## Problem statement
Reproduce the data in its entirety, exactly as supplied.

Dataset rows about figures
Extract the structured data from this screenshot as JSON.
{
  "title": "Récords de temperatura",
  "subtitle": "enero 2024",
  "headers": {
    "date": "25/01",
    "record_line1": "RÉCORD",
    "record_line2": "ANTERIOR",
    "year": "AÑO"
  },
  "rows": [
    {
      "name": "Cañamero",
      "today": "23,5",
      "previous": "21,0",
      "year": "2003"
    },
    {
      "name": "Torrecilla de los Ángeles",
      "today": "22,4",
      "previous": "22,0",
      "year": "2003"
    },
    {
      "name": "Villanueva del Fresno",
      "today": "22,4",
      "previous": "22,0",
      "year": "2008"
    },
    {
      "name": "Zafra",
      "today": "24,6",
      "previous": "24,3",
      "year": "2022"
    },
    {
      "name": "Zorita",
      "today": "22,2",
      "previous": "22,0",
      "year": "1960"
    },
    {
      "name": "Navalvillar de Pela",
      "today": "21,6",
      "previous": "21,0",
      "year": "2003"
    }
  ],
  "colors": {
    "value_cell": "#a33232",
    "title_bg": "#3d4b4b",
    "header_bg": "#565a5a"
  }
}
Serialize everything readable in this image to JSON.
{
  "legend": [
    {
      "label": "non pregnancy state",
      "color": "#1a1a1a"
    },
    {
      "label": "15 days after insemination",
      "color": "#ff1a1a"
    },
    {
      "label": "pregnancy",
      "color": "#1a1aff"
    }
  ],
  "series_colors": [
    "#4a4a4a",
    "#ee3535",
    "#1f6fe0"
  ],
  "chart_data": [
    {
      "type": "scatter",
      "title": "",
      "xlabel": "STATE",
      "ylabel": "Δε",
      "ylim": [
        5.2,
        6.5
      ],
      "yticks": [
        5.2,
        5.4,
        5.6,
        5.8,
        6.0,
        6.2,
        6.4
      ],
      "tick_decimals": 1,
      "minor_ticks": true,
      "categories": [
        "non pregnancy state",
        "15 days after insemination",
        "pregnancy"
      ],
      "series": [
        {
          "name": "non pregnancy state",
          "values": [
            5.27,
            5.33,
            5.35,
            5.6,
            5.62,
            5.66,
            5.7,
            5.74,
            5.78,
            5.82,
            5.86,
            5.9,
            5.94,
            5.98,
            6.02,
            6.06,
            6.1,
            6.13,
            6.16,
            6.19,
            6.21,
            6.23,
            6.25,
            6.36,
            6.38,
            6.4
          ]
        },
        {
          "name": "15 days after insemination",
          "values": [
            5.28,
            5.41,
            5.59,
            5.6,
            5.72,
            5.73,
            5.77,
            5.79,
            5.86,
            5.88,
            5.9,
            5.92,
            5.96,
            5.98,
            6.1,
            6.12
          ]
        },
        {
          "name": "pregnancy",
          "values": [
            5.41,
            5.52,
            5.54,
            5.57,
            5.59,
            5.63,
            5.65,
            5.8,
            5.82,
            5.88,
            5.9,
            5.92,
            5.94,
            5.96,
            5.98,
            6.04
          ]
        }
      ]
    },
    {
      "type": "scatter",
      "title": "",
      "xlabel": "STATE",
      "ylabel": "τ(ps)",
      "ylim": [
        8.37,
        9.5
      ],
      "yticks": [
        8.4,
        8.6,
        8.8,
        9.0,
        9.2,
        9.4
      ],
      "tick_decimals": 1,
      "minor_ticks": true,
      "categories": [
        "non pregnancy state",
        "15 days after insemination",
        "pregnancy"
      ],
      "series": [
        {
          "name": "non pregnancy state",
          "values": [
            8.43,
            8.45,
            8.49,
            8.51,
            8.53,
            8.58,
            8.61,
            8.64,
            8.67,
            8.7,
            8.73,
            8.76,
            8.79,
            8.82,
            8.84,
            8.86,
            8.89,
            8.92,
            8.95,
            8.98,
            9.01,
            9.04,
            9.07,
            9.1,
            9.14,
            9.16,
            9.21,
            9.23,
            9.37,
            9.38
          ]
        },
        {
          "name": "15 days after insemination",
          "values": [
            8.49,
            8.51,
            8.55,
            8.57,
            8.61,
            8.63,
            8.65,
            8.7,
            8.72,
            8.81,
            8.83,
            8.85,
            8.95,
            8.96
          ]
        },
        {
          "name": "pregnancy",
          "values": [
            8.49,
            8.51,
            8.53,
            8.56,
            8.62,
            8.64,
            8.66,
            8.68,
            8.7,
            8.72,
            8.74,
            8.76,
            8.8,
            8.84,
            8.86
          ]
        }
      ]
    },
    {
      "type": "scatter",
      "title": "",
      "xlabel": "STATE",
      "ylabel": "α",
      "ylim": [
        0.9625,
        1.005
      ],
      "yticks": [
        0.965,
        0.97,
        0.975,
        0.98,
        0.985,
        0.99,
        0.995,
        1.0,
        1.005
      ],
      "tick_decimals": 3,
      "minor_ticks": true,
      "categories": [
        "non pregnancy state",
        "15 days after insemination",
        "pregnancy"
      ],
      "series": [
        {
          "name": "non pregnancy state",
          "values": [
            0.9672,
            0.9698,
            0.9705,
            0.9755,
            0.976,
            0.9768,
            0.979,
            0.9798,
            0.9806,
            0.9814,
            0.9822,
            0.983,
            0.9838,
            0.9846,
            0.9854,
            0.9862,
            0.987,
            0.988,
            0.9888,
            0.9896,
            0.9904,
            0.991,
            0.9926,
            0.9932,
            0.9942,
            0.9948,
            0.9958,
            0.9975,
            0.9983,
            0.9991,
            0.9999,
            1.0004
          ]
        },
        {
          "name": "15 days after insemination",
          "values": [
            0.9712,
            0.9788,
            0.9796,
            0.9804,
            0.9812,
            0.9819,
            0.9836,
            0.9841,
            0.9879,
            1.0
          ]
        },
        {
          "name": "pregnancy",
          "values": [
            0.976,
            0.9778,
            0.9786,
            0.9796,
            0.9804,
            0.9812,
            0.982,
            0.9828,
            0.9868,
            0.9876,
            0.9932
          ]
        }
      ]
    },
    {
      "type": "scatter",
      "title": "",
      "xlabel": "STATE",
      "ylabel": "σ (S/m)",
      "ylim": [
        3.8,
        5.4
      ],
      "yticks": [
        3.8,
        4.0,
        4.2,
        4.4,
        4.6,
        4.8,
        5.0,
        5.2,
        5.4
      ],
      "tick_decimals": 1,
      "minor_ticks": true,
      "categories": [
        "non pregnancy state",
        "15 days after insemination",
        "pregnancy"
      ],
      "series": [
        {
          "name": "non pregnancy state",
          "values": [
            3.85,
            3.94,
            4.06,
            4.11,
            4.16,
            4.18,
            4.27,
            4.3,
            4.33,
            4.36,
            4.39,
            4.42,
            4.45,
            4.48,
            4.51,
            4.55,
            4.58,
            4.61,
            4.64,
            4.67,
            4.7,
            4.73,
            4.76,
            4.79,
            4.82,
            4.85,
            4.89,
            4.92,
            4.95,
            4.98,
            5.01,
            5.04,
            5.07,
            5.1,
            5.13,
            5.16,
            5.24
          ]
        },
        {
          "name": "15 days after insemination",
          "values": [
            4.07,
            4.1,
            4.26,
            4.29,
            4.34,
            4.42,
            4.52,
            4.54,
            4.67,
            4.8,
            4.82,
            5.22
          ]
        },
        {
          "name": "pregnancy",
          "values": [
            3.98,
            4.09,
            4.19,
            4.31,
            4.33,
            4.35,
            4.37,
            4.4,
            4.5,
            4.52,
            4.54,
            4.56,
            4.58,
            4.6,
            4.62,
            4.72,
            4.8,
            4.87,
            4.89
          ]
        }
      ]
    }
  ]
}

## The completed task
Extract the structured data from this screenshot as JSON.
{
  "title": "Récords de temperatura",
  "subtitle": "enero 2024",
  "headers": {
    "date": "25/01",
    "record_line1": "RÉCORD",
    "record_line2": "ANTERIOR",
    "year": "AÑO"
  },
  "rows": [
    {
      "name": "Cañamero",
      "today": "23,5",
      "previous": "21,0",
      "year": "2003"
    },
    {
      "name": "Torrecilla de los Ángeles",
      "today": "22,4",
      "previous": "22,0",
      "year": "2003"
    },
    {
      "name": "Villanueva del Fresno",
      "today": "22,4",
      "previous": "22,0",
      "year": "2008"
    },
    {
      "name": "Zafra",
      "today": "24,6",
      "previous": "24,3",
      "year": "2022"
    },
    {
      "name": "Zorita",
      "today": "22,2",
      "previous": "22,0",
      "year": "1960"
    },
    {
      "name": "Navalvillar de Pela",
      "today": "21,6",
      "previous": "21,0",
      "year": "2003"
    }
  ],
  "colors": {
    "value_cell": "#a33232",
    "title_bg": "#3d4b4b",
    "header_bg": "#565a5a"
  }
}
Serialize everything readable in this image to JSON.
{
  "legend": [
    {
      "label": "non pregnancy state",
      "color": "#1a1a1a"
    },
    {
      "label": "15 days after insemination",
      "color": "#ff1a1a"
    },
    {
      "label": "pregnancy",
      "color": "#1a1aff"
    }
  ],
  "series_colors": [
    "#4a4a4a",
    "#ee3535",
    "#1f6fe0"
  ],
  "chart_data": [
    {
      "type": "scatter",
      "title": "",
      "xlabel": "STATE",
      "ylabel": "Δε",
      "ylim": [
        5.2,
        6.5
      ],
      "yticks": [
        5.2,
        5.4,
        5.6,
        5.8,
        6.0,
        6.2,
        6.4
      ],
      "tick_decimals": 1,
      "minor_ticks": true,
      "categories": [
        "non pregnancy state",
        "15 days after insemination",
        "pregnancy"
      ],
      "series": [
        {
          "name": "non pregnancy state",
          "values": [
            5.27,
            5.33,
            5.35,
            5.6,
            5.62,
            5.66,
            5.7,
            5.74,
            5.78,
            5.82,
            5.86,
            5.9,
            5.94,
            5.98,
            6.02,
            6.06,
            6.1,
            6.13,
            6.16,
            6.19,
            6.21,
            6.23,
            6.25,
            6.36,
            6.38,
            6.4
          ]
        },
        {
          "name": "15 days after insemination",
          "values": [
            5.28,
            5.41,
            5.59,
            5.6,
            5.72,
            5.73,
            5.77,
            5.79,
            5.86,
            5.88,
            5.9,
            5.92,
            5.96,
            5.98,
            6.1,
            6.12
          ]
        },
        {
          "name": "pregnancy",
          "values": [
            5.41,
            5.52,
            5.54,
            5.57,
            5.59,
            5.63,
            5.65,
            5.8,
            5.82,
            5.88,
            5.9,
            5.92,
            5.94,
            5.96,
            5.98,
            6.04
          ]
        }
      ]
    },
    {
      "type": "scatter",
      "title": "",
      "xlabel": "STATE",
      "ylabel": "τ(ps)",
      "ylim": [
        8.37,
        9.5
      ],
      "yticks": [
        8.4,
        8.6,
        8.8,
        9.0,
        9.2,
        9.4
      ],
      "tick_decimals": 1,
      "minor_ticks": true,
      "categories": [
        "non pregnancy state",
        "15 days after insemination",
        "pregnancy"
      ],
      "series": [
        {
          "name": "non pregnancy state",
          "values": [
            8.43,
            8.45,
            8.49,
            8.51,
            8.53,
            8.58,
            8.61,
            8.64,
            8.67,
            8.7,
            8.73,
            8.76,
            8.79,
            8.82,
            8.84,
            8.86,
            8.89,
            8.92,
            8.95,
            8.98,
            9.01,
            9.04,
            9.07,
            9.1,
            9.14,
            9.16,
            9.21,
            9.23,
            9.37,
            9.38
          ]
        },
        {
          "name": "15 days after insemination",
          "values": [
            8.49,
            8.51,
            8.55,
            8.57,
            8.61,
            8.63,
            8.65,
            8.7,
            8.72,
            8.81,
            8.83,
            8.85,
            8.95,
            8.96
          ]
        },
        {
          "name": "pregnancy",
          "values": [
            8.49,
            8.51,
            8.53,
            8.56,
            8.62,
            8.64,
            8.66,
            8.68,
            8.7,
            8.72,
            8.74,
            8.76,
            8.8,
            8.84,
            8.86
          ]
        }
      ]
    },
    {
      "type": "scatter",
      "title": "",
      "xlabel": "STATE",
      "ylabel": "α",
      "ylim": [
        0.9625,
        1.005
      ],
      "yticks": [
        0.965,
        0.97,
        0.975,
        0.98,
        0.985,
        0.99,
        0.995,
        1.0,
        1.005
      ],
      "tick_decimals": 3,
      "minor_ticks": true,
      "categories": [
        "non pregnancy state",
        "15 days after insemination",
        "pregnancy"
      ],
      "series": [
        {
          "name": "non pregnancy state",
          "values": [
            0.9672,
            0.9698,
            0.9705,
            0.9755,
            0.976,
            0.9768,
            0.979,
            0.9798,
            0.9806,
            0.9814,
            0.9822,
            0.983,
            0.9838,
            0.9846,
            0.9854,
            0.9862,
            0.987,
            0.988,
            0.9888,
            0.9896,
            0.9904,
            0.991,
            0.9926,
            0.9932,
            0.9942,
            0.9948,
            0.9958,
            0.9975,
            0.9983,
            0.9991,
            0.9999,
            1.0004
          ]
        },
        {
          "name": "15 days after insemination",
          "values": [
            0.9712,
            0.9788,
            0.9796,
            0.9804,
            0.9812,
            0.9819,
            0.9836,
            0.9841,
            0.9879,
            1.0
          ]
        },
        {
          "name": "pregnancy",
          "values": [
            0.976,
            0.9778,
            0.9786,
            0.9796,
            0.9804,
            0.9812,
            0.982,
            0.9828,
            0.9868,
            0.9876,
            0.9932
          ]
        }
      ]
    },
    {
      "type": "scatter",
      "title": "",
      "xlabel": "STATE",
      "ylabel": "σ (S/m)",
      "ylim": [
        3.8,
        5.4
      ],
      "yticks": [
        3.8,
        4.0,
        4.2,
        4.4,
        4.6,
        4.8,
        5.0,
        5.2,
        5.4
      ],
      "tick_decimals": 1,
      "minor_ticks": true,
      "categories": [
        "non pregnancy state",
        "15 days after insemination",
        "pregnancy"
      ],
      "series": [
        {
          "name": "non pregnancy state",
          "values": [
            3.85,
            3.94,
            4.06,
            4.11,
            4.16,
            4.18,
            4.27,
            4.3,
            4.33,
            4.36,
            4.39,
            4.42,
            4.45,
            4.48,
            4.51,
            4.55,
            4.58,
            4.61,
            4.64,
            4.67,
            4.7,
            4.73,
            4.76,
            4.79,
            4.82,
            4.85,
            4.89,
            4.92,
            4.95,
            4.98,
            5.01,
            5.04,
            5.07,
            5.1,
            5.13,
            5.16,
            5.24
          ]
        },
        {
          "name": "15 days after insemination",
          "values": [
            4.07,
            4.1,
            4.26,
            4.29,
            4.34,
            4.42,
            4.52,
            4.54,
            4.67,
            4.8,
            4.82,
            5.22
          ]
        },
        {
          "name": "pregnancy",
          "values": [
            3.98,
            4.09,
            4.19,
            4.31,
            4.33,
            4.35,
            4.37,
            4.4,
            4.5,
            4.52,
            4.54,
            4.56,
            4.58,
            4.6,
            4.62,
            4.72,
            4.8,
            4.87,
            4.89
          ]
        }
      ]
    }
  ]
}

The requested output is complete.